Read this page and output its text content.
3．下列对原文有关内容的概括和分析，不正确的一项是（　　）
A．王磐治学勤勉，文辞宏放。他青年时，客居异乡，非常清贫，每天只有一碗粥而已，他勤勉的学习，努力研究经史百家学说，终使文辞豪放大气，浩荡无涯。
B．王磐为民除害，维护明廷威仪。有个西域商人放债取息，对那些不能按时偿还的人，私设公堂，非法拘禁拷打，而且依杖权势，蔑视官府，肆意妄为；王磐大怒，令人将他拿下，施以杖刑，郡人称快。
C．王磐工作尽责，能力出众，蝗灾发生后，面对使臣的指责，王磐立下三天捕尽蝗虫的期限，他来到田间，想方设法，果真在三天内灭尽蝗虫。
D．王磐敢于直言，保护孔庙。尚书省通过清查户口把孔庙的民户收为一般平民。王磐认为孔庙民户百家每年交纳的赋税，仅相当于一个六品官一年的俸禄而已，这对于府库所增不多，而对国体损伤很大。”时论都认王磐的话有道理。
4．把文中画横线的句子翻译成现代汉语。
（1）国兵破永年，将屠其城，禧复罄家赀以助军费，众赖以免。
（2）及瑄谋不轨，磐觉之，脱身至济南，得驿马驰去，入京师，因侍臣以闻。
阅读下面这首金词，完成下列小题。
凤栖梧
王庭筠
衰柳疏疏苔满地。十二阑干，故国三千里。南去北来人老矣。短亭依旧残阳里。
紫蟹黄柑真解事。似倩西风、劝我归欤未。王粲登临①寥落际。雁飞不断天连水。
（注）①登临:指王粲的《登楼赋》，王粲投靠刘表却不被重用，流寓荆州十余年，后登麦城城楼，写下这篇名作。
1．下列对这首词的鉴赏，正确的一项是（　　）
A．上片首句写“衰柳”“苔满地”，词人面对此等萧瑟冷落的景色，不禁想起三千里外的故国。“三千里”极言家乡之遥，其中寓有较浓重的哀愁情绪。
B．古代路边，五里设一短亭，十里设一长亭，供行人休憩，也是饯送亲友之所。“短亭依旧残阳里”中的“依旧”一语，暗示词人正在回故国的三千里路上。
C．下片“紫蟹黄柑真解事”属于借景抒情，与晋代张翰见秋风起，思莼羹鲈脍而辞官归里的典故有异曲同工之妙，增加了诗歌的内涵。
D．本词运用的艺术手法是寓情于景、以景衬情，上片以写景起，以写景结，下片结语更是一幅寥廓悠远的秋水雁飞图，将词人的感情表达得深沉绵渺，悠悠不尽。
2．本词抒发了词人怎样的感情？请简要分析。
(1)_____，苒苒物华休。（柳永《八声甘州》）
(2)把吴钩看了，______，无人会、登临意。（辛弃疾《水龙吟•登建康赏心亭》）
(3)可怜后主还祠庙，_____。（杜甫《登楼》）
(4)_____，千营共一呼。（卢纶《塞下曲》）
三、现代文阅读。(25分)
==*==
▸ **Prompt**
Transcribe the data above in full, exactly.

▸ **Response to the task**
Read this page and output its text content.
3．下列对原文有关内容的概括和分析，不正确的一项是（　　）
A．王磐治学勤勉，文辞宏放。他青年时，客居异乡，非常清贫，每天只有一碗粥而已，他勤勉的学习，努力研究经史百家学说，终使文辞豪放大气，浩荡无涯。
B．王磐为民除害，维护明廷威仪。有个西域商人放债取息，对那些不能按时偿还的人，私设公堂，非法拘禁拷打，而且依杖权势，蔑视官府，肆意妄为；王磐大怒，令人将他拿下，施以杖刑，郡人称快。
C．王磐工作尽责，能力出众，蝗灾发生后，面对使臣的指责，王磐立下三天捕尽蝗虫的期限，他来到田间，想方设法，果真在三天内灭尽蝗虫。
D．王磐敢于直言，保护孔庙。尚书省通过清查户口把孔庙的民户收为一般平民。王磐认为孔庙民户百家每年交纳的赋税，仅相当于一个六品官一年的俸禄而已，这对于府库所增不多，而对国体损伤很大。”时论都认王磐的话有道理。
4．把文中画横线的句子翻译成现代汉语。
（1）国兵破永年，将屠其城，禧复罄家赀以助军费，众赖以免。
（2）及瑄谋不轨，磐觉之，脱身至济南，得驿马驰去，入京师，因侍臣以闻。
阅读下面这首金词，完成下列小题。
凤栖梧
王庭筠
衰柳疏疏苔满地。十二阑干，故国三千里。南去北来人老矣。短亭依旧残阳里。
紫蟹黄柑真解事。似倩西风、劝我归欤未。王粲登临①寥落际。雁飞不断天连水。
（注）①登临:指王粲的《登楼赋》，王粲投靠刘表却不被重用，流寓荆州十余年，后登麦城城楼，写下这篇名作。
1．下列对这首词的鉴赏，正确的一项是（　　）
A．上片首句写“衰柳”“苔满地”，词人面对此等萧瑟冷落的景色，不禁想起三千里外的故国。“三千里”极言家乡之遥，其中寓有较浓重的哀愁情绪。
B．古代路边，五里设一短亭，十里设一长亭，供行人休憩，也是饯送亲友之所。“短亭依旧残阳里”中的“依旧”一语，暗示词人正在回故国的三千里路上。
C．下片“紫蟹黄柑真解事”属于借景抒情，与晋代张翰见秋风起，思莼羹鲈脍而辞官归里的典故有异曲同工之妙，增加了诗歌的内涵。
D．本词运用的艺术手法是寓情于景、以景衬情，上片以写景起，以写景结，下片结语更是一幅寥廓悠远的秋水雁飞图，将词人的感情表达得深沉绵渺，悠悠不尽。
2．本词抒发了词人怎样的感情？请简要分析。
(1)_____，苒苒物华休。（柳永《八声甘州》）
(2)把吴钩看了，______，无人会、登临意。（辛弃疾《水龙吟•登建康赏心亭》）
(3)可怜后主还祠庙，_____。（杜甫《登楼》）
(4)_____，千营共一呼。（卢纶《塞下曲》）
三、现代文阅读。(25分)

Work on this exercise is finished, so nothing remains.